> **What the task requires**:
Print verbatim every line starting at the one that contains "Type out the text in this image." and ending at the final line of the records; include both endpoints.
==== Task input
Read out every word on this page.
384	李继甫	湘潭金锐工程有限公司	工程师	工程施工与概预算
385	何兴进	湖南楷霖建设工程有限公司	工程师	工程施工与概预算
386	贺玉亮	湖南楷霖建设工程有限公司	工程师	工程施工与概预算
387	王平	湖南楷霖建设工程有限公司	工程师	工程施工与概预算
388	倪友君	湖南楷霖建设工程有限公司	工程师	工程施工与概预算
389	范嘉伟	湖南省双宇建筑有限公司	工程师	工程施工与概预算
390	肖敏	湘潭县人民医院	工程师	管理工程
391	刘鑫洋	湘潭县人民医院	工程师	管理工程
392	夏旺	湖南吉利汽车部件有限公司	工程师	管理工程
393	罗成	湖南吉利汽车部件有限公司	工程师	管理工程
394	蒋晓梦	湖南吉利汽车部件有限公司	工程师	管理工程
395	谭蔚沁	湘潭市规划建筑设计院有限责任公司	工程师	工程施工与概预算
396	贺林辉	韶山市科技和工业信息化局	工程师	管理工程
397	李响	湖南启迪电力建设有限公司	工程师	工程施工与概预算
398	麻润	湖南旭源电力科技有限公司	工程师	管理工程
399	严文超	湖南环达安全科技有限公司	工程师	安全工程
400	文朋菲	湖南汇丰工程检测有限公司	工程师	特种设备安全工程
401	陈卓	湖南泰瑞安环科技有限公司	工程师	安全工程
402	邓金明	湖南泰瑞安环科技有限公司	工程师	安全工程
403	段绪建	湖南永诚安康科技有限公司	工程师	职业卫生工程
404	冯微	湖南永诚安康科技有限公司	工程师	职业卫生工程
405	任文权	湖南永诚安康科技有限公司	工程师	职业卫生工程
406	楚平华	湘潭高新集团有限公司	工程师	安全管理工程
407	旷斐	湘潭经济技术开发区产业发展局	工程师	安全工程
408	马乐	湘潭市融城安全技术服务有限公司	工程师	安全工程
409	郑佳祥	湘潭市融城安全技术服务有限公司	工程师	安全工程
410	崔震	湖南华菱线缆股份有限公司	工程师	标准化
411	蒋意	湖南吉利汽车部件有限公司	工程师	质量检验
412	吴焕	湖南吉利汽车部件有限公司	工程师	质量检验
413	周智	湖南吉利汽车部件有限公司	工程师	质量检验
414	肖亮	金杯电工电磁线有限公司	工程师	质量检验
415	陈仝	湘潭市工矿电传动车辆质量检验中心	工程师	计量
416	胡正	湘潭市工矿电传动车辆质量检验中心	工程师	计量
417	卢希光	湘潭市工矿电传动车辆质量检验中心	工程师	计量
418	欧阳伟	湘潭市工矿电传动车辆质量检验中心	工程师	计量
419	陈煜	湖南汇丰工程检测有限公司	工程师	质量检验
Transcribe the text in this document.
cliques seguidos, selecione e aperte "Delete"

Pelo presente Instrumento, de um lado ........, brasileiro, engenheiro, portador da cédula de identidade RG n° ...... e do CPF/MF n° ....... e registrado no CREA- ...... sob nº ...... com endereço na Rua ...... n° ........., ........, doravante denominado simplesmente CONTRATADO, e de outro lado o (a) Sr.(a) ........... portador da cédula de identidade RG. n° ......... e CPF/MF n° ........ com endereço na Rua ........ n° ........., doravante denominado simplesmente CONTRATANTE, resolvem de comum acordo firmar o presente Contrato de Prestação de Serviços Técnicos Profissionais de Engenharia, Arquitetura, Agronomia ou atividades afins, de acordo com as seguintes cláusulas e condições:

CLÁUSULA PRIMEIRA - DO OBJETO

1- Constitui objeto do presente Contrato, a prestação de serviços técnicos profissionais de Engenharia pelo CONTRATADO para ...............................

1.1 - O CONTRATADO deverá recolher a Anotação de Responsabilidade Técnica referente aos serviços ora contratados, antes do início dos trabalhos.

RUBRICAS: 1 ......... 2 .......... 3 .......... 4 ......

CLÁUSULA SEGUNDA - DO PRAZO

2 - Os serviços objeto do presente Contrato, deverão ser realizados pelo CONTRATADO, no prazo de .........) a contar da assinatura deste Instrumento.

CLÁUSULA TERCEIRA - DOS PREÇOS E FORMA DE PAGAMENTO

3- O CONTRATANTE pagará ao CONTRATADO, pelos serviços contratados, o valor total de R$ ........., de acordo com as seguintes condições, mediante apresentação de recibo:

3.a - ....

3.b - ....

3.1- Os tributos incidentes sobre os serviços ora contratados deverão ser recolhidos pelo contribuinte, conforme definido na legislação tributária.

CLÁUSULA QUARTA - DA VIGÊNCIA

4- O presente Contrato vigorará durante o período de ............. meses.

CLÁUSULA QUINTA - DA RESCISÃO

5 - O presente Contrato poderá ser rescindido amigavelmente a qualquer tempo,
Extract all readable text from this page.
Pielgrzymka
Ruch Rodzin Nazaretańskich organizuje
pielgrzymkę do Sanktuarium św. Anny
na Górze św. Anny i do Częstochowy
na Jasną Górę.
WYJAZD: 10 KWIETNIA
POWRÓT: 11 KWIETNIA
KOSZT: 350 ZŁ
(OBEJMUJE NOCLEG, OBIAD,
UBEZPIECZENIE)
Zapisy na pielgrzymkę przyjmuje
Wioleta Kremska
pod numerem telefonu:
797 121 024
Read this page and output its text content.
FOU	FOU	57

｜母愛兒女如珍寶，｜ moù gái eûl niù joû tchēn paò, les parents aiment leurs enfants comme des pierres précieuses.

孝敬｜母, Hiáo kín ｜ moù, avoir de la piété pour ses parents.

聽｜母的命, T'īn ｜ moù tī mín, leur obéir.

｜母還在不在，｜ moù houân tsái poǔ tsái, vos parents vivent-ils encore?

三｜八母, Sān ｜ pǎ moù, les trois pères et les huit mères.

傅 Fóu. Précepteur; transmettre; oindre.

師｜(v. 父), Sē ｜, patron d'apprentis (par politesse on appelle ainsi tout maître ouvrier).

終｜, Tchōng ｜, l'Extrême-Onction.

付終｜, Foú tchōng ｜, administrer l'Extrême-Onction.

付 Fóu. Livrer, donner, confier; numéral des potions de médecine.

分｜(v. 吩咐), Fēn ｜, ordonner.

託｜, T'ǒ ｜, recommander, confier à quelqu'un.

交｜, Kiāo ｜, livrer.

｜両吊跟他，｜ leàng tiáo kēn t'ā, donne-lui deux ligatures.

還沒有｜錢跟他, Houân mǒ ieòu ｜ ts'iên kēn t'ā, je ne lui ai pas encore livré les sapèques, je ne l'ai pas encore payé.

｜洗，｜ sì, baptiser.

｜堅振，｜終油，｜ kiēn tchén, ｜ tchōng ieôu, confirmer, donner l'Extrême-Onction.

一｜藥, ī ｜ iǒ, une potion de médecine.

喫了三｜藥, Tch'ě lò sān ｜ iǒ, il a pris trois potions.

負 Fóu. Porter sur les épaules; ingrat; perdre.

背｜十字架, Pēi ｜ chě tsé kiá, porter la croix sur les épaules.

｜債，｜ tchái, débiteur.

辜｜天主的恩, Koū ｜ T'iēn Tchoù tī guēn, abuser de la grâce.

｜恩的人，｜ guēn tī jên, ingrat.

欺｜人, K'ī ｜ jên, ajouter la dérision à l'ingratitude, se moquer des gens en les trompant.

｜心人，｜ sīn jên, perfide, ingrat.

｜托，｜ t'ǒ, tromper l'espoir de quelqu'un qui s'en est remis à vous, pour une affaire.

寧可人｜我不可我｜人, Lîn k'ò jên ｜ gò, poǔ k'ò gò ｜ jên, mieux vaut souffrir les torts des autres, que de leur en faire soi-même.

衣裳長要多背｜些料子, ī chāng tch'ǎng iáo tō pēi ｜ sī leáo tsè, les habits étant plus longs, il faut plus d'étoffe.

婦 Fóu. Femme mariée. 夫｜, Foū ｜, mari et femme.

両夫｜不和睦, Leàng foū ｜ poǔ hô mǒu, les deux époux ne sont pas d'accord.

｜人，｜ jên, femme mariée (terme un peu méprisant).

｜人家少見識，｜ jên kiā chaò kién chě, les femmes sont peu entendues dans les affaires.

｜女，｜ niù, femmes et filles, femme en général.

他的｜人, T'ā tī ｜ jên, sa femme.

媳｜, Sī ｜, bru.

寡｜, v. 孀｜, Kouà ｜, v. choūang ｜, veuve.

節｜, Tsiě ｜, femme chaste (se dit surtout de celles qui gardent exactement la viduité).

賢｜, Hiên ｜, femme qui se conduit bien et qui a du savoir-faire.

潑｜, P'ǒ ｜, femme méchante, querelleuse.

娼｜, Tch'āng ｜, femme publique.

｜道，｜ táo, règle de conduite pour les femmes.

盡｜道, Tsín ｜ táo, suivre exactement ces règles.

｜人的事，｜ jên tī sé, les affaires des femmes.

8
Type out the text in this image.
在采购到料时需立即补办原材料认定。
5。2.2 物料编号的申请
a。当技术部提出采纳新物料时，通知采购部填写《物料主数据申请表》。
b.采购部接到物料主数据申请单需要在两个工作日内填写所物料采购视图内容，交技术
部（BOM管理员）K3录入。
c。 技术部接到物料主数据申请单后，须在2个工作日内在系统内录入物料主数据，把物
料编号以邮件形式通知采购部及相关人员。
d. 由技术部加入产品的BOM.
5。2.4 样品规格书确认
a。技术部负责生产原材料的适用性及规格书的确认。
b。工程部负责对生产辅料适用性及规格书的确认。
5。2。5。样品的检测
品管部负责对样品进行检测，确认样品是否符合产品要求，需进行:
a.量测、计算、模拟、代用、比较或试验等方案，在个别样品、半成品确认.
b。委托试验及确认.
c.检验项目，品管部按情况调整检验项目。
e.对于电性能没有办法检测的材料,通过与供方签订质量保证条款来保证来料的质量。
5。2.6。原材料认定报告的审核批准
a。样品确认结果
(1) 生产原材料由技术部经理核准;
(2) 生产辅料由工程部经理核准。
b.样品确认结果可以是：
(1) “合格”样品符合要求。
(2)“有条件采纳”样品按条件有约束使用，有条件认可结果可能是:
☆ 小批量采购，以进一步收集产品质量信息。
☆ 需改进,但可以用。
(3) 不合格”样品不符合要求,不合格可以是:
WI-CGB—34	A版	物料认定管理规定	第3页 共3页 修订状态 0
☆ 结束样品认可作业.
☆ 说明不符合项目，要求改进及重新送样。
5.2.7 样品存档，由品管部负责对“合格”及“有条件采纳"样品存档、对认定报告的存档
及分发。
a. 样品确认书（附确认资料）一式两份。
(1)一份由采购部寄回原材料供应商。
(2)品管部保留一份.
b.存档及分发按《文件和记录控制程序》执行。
========
> **Written response**:
Type out the text in this image.
在采购到料时需立即补办原材料认定。
5。2.2 物料编号的申请
a。当技术部提出采纳新物料时，通知采购部填写《物料主数据申请表》。
b.采购部接到物料主数据申请单需要在两个工作日内填写所物料采购视图内容，交技术
部（BOM管理员）K3录入。
c。 技术部接到物料主数据申请单后，须在2个工作日内在系统内录入物料主数据，把物
料编号以邮件形式通知采购部及相关人员。
d. 由技术部加入产品的BOM.
5。2.4 样品规格书确认
a。技术部负责生产原材料的适用性及规格书的确认。
b。工程部负责对生产辅料适用性及规格书的确认。
5。2。5。样品的检测
品管部负责对样品进行检测，确认样品是否符合产品要求，需进行:
a.量测、计算、模拟、代用、比较或试验等方案，在个别样品、半成品确认.
b。委托试验及确认.
c.检验项目，品管部按情况调整检验项目。
e.对于电性能没有办法检测的材料,通过与供方签订质量保证条款来保证来料的质量。
5。2.6。原材料认定报告的审核批准
a。样品确认结果
(1) 生产原材料由技术部经理核准;
(2) 生产辅料由工程部经理核准。
b.样品确认结果可以是：
(1) “合格”样品符合要求。
(2)“有条件采纳”样品按条件有约束使用，有条件认可结果可能是:
☆ 小批量采购，以进一步收集产品质量信息。
☆ 需改进,但可以用。
(3) 不合格”样品不符合要求,不合格可以是:
WI-CGB—34	A版	物料认定管理规定	第3页 共3页 修订状态 0
☆ 结束样品认可作业.
☆ 说明不符合项目，要求改进及重新送样。
5.2.7 样品存档，由品管部负责对“合格”及“有条件采纳"样品存档、对认定报告的存档
及分发。
a. 样品确认书（附确认资料）一式两份。
(1)一份由采购部寄回原材料供应商。
(2)品管部保留一份.
b.存档及分发按《文件和记录控制程序》执行。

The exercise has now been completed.